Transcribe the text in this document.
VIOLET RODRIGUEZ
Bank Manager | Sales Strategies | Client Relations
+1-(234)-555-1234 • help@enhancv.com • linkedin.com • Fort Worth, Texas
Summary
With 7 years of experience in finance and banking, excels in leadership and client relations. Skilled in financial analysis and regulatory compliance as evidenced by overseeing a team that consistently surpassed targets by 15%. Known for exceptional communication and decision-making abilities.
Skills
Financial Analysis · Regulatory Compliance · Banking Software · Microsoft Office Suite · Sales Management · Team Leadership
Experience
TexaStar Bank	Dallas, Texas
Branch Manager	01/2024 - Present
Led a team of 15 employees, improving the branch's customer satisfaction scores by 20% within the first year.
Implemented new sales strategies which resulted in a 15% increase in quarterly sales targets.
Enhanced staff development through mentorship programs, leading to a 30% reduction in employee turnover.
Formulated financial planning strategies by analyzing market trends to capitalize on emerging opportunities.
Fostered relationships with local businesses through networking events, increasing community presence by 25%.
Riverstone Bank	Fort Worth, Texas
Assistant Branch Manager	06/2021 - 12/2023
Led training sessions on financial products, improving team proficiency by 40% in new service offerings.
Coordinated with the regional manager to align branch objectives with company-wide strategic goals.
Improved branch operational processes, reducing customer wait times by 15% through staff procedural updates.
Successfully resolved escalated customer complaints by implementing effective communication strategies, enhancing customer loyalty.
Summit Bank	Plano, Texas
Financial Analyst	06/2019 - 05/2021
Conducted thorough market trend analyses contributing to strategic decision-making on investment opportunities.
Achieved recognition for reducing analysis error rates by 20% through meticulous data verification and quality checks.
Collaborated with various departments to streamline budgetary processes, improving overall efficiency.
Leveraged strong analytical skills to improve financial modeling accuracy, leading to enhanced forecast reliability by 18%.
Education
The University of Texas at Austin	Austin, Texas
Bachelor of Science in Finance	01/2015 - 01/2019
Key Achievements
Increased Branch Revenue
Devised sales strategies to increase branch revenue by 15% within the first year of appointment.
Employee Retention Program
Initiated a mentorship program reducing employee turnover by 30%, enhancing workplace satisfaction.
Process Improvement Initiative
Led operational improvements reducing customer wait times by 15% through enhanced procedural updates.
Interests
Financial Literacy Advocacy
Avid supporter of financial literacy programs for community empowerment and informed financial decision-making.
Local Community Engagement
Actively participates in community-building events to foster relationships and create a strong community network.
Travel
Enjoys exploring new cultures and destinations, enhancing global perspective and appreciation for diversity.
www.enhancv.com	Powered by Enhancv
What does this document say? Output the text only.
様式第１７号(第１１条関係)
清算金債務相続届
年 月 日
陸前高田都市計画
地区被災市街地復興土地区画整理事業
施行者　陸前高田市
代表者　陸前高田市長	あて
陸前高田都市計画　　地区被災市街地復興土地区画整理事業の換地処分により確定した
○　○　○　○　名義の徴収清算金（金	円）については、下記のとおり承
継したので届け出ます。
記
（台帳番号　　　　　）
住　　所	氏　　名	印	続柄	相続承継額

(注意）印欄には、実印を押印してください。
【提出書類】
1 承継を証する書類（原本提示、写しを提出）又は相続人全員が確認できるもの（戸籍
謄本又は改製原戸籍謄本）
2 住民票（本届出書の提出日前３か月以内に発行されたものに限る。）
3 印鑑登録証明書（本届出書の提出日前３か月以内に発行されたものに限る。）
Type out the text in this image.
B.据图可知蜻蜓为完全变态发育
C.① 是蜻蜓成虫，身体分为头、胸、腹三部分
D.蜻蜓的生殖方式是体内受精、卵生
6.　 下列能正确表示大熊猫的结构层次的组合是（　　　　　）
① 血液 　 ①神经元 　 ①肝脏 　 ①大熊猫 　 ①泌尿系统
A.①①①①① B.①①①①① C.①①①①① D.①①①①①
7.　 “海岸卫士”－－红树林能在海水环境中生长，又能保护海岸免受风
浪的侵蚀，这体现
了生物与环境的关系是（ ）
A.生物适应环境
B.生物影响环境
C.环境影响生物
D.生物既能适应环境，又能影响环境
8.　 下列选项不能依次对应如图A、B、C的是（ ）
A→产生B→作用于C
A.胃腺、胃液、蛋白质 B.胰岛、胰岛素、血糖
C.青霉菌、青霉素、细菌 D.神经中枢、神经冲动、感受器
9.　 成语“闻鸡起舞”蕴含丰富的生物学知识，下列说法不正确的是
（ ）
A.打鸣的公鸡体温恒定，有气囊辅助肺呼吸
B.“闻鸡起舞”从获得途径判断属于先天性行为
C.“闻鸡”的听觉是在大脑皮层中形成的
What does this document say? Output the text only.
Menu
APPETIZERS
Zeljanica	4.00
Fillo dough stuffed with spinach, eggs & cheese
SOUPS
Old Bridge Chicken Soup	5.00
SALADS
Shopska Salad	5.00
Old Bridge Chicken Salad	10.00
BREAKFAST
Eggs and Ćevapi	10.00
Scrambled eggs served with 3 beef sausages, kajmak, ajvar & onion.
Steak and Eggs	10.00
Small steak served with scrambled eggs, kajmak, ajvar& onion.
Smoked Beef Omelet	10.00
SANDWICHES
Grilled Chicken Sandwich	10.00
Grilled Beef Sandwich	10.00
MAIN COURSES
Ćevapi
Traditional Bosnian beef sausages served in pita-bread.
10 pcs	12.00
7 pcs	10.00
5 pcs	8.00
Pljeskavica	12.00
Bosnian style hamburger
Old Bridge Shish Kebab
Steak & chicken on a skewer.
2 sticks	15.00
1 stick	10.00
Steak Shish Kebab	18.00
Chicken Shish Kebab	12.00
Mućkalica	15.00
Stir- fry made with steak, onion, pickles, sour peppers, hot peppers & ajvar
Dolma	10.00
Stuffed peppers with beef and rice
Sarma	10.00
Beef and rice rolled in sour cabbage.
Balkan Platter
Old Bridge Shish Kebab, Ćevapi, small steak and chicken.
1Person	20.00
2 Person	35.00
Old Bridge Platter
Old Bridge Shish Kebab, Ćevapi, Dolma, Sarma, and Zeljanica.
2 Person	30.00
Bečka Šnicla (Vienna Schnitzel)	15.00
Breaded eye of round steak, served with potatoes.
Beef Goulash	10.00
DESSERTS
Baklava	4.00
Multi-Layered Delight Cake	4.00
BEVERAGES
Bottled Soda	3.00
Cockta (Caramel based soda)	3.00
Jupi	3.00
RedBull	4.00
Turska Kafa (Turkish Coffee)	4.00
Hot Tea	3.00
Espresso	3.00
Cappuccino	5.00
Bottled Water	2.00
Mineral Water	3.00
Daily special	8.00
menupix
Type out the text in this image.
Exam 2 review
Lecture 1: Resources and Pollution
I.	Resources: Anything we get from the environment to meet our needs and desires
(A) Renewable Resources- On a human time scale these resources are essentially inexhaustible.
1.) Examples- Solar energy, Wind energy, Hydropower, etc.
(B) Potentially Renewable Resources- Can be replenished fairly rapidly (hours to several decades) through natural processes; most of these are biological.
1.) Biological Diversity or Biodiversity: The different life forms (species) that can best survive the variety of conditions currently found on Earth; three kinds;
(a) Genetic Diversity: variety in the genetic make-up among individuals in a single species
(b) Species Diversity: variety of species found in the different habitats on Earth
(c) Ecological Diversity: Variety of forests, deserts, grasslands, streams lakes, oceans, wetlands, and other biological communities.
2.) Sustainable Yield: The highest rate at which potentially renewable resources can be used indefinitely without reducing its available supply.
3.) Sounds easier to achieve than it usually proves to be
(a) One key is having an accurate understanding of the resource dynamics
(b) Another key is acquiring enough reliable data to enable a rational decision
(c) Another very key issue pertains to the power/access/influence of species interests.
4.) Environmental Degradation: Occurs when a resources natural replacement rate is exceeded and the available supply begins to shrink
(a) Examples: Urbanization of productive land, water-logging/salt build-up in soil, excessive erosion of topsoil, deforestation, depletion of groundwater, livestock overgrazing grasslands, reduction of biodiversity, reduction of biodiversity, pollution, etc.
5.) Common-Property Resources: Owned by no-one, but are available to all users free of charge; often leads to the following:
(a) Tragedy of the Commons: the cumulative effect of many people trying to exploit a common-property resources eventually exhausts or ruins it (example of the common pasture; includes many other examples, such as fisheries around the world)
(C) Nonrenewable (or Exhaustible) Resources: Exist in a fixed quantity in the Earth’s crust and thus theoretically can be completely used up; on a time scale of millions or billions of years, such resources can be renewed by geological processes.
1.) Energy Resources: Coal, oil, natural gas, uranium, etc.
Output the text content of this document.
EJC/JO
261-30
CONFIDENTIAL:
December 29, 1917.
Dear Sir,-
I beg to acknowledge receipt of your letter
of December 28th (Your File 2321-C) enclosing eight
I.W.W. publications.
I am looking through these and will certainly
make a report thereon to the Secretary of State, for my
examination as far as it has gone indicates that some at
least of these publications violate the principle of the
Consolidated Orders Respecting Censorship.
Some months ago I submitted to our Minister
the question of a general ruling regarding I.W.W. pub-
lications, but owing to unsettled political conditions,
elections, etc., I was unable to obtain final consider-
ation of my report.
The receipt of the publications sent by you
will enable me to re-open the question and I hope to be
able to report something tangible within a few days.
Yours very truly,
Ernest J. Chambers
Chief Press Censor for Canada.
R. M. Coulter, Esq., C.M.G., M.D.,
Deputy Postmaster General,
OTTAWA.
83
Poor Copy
********************
#### Exercise:
Using the material above, state how many lines include the string "Ćevapi". Answer with a single number.

#### Expected output:
4